# Data for this task start

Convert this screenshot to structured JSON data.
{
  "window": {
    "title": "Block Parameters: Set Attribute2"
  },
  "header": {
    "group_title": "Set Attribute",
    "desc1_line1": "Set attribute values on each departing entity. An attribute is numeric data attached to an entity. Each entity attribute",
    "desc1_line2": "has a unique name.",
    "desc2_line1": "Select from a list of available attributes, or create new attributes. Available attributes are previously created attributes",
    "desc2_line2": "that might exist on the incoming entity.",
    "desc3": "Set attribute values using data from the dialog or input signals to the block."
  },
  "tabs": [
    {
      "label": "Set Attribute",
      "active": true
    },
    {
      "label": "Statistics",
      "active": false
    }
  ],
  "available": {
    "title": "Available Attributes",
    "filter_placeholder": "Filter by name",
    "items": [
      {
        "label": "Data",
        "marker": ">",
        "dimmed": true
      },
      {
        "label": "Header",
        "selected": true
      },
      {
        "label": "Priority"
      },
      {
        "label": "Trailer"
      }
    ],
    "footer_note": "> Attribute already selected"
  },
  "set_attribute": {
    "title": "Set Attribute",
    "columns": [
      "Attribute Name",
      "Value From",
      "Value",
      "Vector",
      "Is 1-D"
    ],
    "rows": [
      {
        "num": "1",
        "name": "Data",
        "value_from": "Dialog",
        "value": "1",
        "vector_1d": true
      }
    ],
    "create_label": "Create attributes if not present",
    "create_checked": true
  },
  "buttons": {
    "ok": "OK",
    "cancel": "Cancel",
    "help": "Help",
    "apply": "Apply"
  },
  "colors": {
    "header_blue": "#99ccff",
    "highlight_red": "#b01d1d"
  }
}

# Data for this task end

Instruction
Each entry above is to be printed again exactly.

Finished answer
Convert this screenshot to structured JSON data.
{
  "window": {
    "title": "Block Parameters: Set Attribute2"
  },
  "header": {
    "group_title": "Set Attribute",
    "desc1_line1": "Set attribute values on each departing entity. An attribute is numeric data attached to an entity. Each entity attribute",
    "desc1_line2": "has a unique name.",
    "desc2_line1": "Select from a list of available attributes, or create new attributes. Available attributes are previously created attributes",
    "desc2_line2": "that might exist on the incoming entity.",
    "desc3": "Set attribute values using data from the dialog or input signals to the block."
  },
  "tabs": [
    {
      "label": "Set Attribute",
      "active": true
    },
    {
      "label": "Statistics",
      "active": false
    }
  ],
  "available": {
    "title": "Available Attributes",
    "filter_placeholder": "Filter by name",
    "items": [
      {
        "label": "Data",
        "marker": ">",
        "dimmed": true
      },
      {
        "label": "Header",
        "selected": true
      },
      {
        "label": "Priority"
      },
      {
        "label": "Trailer"
      }
    ],
    "footer_note": "> Attribute already selected"
  },
  "set_attribute": {
    "title": "Set Attribute",
    "columns": [
      "Attribute Name",
      "Value From",
      "Value",
      "Vector",
      "Is 1-D"
    ],
    "rows": [
      {
        "num": "1",
        "name": "Data",
        "value_from": "Dialog",
        "value": "1",
        "vector_1d": true
      }
    ],
    "create_label": "Create attributes if not present",
    "create_checked": true
  },
  "buttons": {
    "ok": "OK",
    "cancel": "Cancel",
    "help": "Help",
    "apply": "Apply"
  },
  "colors": {
    "header_blue": "#99ccff",
    "highlight_red": "#b01d1d"
  }
}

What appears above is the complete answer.